[Exercise objective] For every entry, output the exact wording.

(Stored dataset items)
-- Opening Marker --
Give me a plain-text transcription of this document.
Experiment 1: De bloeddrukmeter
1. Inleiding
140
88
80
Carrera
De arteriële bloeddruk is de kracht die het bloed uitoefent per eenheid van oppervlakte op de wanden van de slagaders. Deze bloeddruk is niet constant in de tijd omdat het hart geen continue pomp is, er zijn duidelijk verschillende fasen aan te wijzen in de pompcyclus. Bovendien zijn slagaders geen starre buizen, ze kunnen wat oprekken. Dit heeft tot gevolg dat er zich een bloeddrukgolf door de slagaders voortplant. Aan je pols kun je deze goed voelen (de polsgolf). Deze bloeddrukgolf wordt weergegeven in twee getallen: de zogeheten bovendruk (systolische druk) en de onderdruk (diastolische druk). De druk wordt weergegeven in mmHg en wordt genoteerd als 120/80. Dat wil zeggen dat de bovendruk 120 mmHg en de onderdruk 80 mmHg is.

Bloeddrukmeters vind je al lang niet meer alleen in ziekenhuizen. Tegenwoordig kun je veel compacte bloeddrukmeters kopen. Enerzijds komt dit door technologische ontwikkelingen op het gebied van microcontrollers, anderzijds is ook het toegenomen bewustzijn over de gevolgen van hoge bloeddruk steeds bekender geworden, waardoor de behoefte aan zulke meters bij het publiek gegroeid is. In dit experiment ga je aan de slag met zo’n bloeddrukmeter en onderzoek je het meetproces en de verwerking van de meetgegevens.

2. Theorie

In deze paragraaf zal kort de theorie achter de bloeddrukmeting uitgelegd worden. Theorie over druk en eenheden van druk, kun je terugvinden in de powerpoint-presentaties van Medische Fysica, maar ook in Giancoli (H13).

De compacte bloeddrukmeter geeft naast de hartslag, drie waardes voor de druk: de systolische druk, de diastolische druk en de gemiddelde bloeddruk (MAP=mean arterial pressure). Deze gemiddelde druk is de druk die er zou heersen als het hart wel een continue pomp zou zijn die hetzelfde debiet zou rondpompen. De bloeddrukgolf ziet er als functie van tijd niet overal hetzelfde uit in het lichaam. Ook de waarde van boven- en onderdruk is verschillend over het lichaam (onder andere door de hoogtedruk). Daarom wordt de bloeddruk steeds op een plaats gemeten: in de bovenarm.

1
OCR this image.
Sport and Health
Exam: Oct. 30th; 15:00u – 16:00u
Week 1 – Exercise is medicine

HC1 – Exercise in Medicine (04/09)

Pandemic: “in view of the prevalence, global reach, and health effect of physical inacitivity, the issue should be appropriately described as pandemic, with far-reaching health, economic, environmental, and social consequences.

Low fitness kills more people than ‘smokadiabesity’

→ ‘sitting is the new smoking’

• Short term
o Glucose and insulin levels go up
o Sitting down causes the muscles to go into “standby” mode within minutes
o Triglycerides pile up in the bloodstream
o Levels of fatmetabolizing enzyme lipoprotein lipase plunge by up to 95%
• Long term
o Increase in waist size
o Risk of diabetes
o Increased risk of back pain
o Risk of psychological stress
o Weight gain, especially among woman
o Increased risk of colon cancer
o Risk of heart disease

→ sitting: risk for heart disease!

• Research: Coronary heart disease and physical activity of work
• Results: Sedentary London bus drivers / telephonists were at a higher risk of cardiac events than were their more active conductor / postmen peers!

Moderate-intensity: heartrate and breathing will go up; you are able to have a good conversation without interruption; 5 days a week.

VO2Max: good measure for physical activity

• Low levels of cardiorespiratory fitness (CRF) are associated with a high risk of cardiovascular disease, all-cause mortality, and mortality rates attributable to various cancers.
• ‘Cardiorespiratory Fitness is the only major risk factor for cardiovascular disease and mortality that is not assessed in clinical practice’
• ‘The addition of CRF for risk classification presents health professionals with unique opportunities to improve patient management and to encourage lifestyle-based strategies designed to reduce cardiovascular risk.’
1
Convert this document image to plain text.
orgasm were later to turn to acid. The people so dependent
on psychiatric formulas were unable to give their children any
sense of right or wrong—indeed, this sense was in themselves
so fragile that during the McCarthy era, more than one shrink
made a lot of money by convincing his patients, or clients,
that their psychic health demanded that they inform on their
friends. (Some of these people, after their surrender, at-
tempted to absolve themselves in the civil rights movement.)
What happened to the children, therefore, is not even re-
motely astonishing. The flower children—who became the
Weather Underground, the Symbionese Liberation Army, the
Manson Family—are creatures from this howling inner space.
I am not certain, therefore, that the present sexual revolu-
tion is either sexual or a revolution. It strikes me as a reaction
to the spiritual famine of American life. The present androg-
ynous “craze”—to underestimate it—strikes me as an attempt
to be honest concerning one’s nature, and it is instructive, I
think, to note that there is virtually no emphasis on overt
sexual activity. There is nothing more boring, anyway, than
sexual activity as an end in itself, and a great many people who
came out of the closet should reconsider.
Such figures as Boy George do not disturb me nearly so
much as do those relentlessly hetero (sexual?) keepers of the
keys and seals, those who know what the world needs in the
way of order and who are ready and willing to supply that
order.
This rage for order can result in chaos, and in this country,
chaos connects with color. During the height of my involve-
-- Closing Marker --
[Exercise response]
Give me a plain-text transcription of this document.
Experiment 1: De bloeddrukmeter
1. Inleiding
140
88
80
Carrera
De arteriële bloeddruk is de kracht die het bloed uitoefent per eenheid van oppervlakte op de wanden van de slagaders. Deze bloeddruk is niet constant in de tijd omdat het hart geen continue pomp is, er zijn duidelijk verschillende fasen aan te wijzen in de pompcyclus. Bovendien zijn slagaders geen starre buizen, ze kunnen wat oprekken. Dit heeft tot gevolg dat er zich een bloeddrukgolf door de slagaders voortplant. Aan je pols kun je deze goed voelen (de polsgolf). Deze bloeddrukgolf wordt weergegeven in twee getallen: de zogeheten bovendruk (systolische druk) en de onderdruk (diastolische druk). De druk wordt weergegeven in mmHg en wordt genoteerd als 120/80. Dat wil zeggen dat de bovendruk 120 mmHg en de onderdruk 80 mmHg is.

Bloeddrukmeters vind je al lang niet meer alleen in ziekenhuizen. Tegenwoordig kun je veel compacte bloeddrukmeters kopen. Enerzijds komt dit door technologische ontwikkelingen op het gebied van microcontrollers, anderzijds is ook het toegenomen bewustzijn over de gevolgen van hoge bloeddruk steeds bekender geworden, waardoor de behoefte aan zulke meters bij het publiek gegroeid is. In dit experiment ga je aan de slag met zo’n bloeddrukmeter en onderzoek je het meetproces en de verwerking van de meetgegevens.

2. Theorie

In deze paragraaf zal kort de theorie achter de bloeddrukmeting uitgelegd worden. Theorie over druk en eenheden van druk, kun je terugvinden in de powerpoint-presentaties van Medische Fysica, maar ook in Giancoli (H13).

De compacte bloeddrukmeter geeft naast de hartslag, drie waardes voor de druk: de systolische druk, de diastolische druk en de gemiddelde bloeddruk (MAP=mean arterial pressure). Deze gemiddelde druk is de druk die er zou heersen als het hart wel een continue pomp zou zijn die hetzelfde debiet zou rondpompen. De bloeddrukgolf ziet er als functie van tijd niet overal hetzelfde uit in het lichaam. Ook de waarde van boven- en onderdruk is verschillend over het lichaam (onder andere door de hoogtedruk). Daarom wordt de bloeddruk steeds op een plaats gemeten: in de bovenarm.

1
OCR this image.
Sport and Health
Exam: Oct. 30th; 15:00u – 16:00u
Week 1 – Exercise is medicine

HC1 – Exercise in Medicine (04/09)

Pandemic: “in view of the prevalence, global reach, and health effect of physical inacitivity, the issue should be appropriately described as pandemic, with far-reaching health, economic, environmental, and social consequences.

Low fitness kills more people than ‘smokadiabesity’

→ ‘sitting is the new smoking’

• Short term
o Glucose and insulin levels go up
o Sitting down causes the muscles to go into “standby” mode within minutes
o Triglycerides pile up in the bloodstream
o Levels of fatmetabolizing enzyme lipoprotein lipase plunge by up to 95%
• Long term
o Increase in waist size
o Risk of diabetes
o Increased risk of back pain
o Risk of psychological stress
o Weight gain, especially among woman
o Increased risk of colon cancer
o Risk of heart disease

→ sitting: risk for heart disease!

• Research: Coronary heart disease and physical activity of work
• Results: Sedentary London bus drivers / telephonists were at a higher risk of cardiac events than were their more active conductor / postmen peers!

Moderate-intensity: heartrate and breathing will go up; you are able to have a good conversation without interruption; 5 days a week.

VO2Max: good measure for physical activity

• Low levels of cardiorespiratory fitness (CRF) are associated with a high risk of cardiovascular disease, all-cause mortality, and mortality rates attributable to various cancers.
• ‘Cardiorespiratory Fitness is the only major risk factor for cardiovascular disease and mortality that is not assessed in clinical practice’
• ‘The addition of CRF for risk classification presents health professionals with unique opportunities to improve patient management and to encourage lifestyle-based strategies designed to reduce cardiovascular risk.’
1
Convert this document image to plain text.
orgasm were later to turn to acid. The people so dependent
on psychiatric formulas were unable to give their children any
sense of right or wrong—indeed, this sense was in themselves
so fragile that during the McCarthy era, more than one shrink
made a lot of money by convincing his patients, or clients,
that their psychic health demanded that they inform on their
friends. (Some of these people, after their surrender, at-
tempted to absolve themselves in the civil rights movement.)
What happened to the children, therefore, is not even re-
motely astonishing. The flower children—who became the
Weather Underground, the Symbionese Liberation Army, the
Manson Family—are creatures from this howling inner space.
I am not certain, therefore, that the present sexual revolu-
tion is either sexual or a revolution. It strikes me as a reaction
to the spiritual famine of American life. The present androg-
ynous “craze”—to underestimate it—strikes me as an attempt
to be honest concerning one’s nature, and it is instructive, I
think, to note that there is virtually no emphasis on overt
sexual activity. There is nothing more boring, anyway, than
sexual activity as an end in itself, and a great many people who
came out of the closet should reconsider.
Such figures as Boy George do not disturb me nearly so
much as do those relentlessly hetero (sexual?) keepers of the
keys and seals, those who know what the world needs in the
way of order and who are ready and willing to supply that
order.
This rage for order can result in chaos, and in this country,
chaos connects with color. During the height of my involve-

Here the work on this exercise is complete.